* [Task]: Below is a block of records. Copy every line in it that contains the word "Children".

* [Dataset excerpts]:
[Start]

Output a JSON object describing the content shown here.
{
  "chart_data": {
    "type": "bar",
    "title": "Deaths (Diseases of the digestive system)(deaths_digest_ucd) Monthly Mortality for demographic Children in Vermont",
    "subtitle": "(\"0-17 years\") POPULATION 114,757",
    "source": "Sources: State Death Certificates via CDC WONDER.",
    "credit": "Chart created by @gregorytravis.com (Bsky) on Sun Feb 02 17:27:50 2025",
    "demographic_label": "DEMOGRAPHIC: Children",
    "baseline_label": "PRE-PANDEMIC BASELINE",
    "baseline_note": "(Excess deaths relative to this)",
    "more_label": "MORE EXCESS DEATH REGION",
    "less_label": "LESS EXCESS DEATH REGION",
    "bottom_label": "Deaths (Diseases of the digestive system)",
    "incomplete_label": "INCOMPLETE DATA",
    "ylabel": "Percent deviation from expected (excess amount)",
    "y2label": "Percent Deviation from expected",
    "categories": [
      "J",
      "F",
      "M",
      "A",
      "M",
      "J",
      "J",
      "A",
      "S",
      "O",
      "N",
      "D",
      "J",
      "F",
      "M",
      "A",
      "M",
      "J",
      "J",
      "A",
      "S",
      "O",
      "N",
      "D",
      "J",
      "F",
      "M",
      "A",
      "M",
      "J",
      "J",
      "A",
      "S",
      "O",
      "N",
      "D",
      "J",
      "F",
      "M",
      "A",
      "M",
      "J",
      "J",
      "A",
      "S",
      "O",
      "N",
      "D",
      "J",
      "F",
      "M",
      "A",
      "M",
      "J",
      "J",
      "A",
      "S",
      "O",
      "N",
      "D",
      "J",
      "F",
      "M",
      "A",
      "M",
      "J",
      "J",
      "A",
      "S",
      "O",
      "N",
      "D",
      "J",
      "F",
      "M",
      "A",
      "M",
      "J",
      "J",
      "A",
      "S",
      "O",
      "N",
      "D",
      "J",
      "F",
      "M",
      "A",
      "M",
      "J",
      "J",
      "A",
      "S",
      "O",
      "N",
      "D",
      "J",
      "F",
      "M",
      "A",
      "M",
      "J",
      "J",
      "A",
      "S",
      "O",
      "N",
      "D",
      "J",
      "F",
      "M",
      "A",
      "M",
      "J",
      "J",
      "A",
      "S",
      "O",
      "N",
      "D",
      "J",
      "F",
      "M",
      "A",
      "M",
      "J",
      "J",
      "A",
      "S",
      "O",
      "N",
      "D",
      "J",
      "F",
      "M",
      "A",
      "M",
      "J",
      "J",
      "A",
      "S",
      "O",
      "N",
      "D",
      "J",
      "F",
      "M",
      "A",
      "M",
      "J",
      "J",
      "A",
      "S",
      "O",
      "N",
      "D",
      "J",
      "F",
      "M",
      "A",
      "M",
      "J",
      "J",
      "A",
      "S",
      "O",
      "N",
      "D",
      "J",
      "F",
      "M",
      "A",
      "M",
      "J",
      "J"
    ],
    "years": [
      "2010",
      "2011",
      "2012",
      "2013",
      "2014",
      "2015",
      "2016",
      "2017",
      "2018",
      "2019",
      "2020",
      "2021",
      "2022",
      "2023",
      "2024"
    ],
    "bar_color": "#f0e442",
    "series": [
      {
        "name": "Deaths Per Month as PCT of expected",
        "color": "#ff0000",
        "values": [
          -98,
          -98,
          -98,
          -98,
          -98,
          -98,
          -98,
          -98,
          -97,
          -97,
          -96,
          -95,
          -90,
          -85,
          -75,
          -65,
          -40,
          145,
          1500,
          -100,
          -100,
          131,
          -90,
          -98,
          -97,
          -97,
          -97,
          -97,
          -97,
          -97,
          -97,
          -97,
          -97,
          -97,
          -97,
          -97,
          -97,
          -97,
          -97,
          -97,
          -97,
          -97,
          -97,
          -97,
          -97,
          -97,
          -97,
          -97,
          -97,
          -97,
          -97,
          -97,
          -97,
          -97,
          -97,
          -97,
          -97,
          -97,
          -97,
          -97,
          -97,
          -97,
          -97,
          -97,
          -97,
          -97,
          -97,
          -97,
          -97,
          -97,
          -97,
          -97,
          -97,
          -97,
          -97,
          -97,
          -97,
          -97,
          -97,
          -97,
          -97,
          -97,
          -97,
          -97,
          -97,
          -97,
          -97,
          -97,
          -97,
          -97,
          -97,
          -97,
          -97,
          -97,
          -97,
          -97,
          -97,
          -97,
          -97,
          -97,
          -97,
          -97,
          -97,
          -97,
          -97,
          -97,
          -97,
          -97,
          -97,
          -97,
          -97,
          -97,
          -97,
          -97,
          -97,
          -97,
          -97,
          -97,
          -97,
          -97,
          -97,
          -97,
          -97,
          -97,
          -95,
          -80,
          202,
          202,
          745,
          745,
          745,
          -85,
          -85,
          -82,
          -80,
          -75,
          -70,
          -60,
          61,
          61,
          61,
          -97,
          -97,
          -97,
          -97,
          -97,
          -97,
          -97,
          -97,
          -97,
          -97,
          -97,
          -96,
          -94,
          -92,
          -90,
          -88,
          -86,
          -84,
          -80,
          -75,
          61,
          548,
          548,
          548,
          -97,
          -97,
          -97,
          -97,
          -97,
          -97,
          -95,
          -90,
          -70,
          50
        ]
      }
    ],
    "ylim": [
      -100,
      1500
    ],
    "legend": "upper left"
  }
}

[End]

* [Completed task]:
    "title": "Deaths (Diseases of the digestive system)(deaths_digest_ucd) Monthly Mortality for demographic Children in Vermont",
    "demographic_label": "DEMOGRAPHIC: Children",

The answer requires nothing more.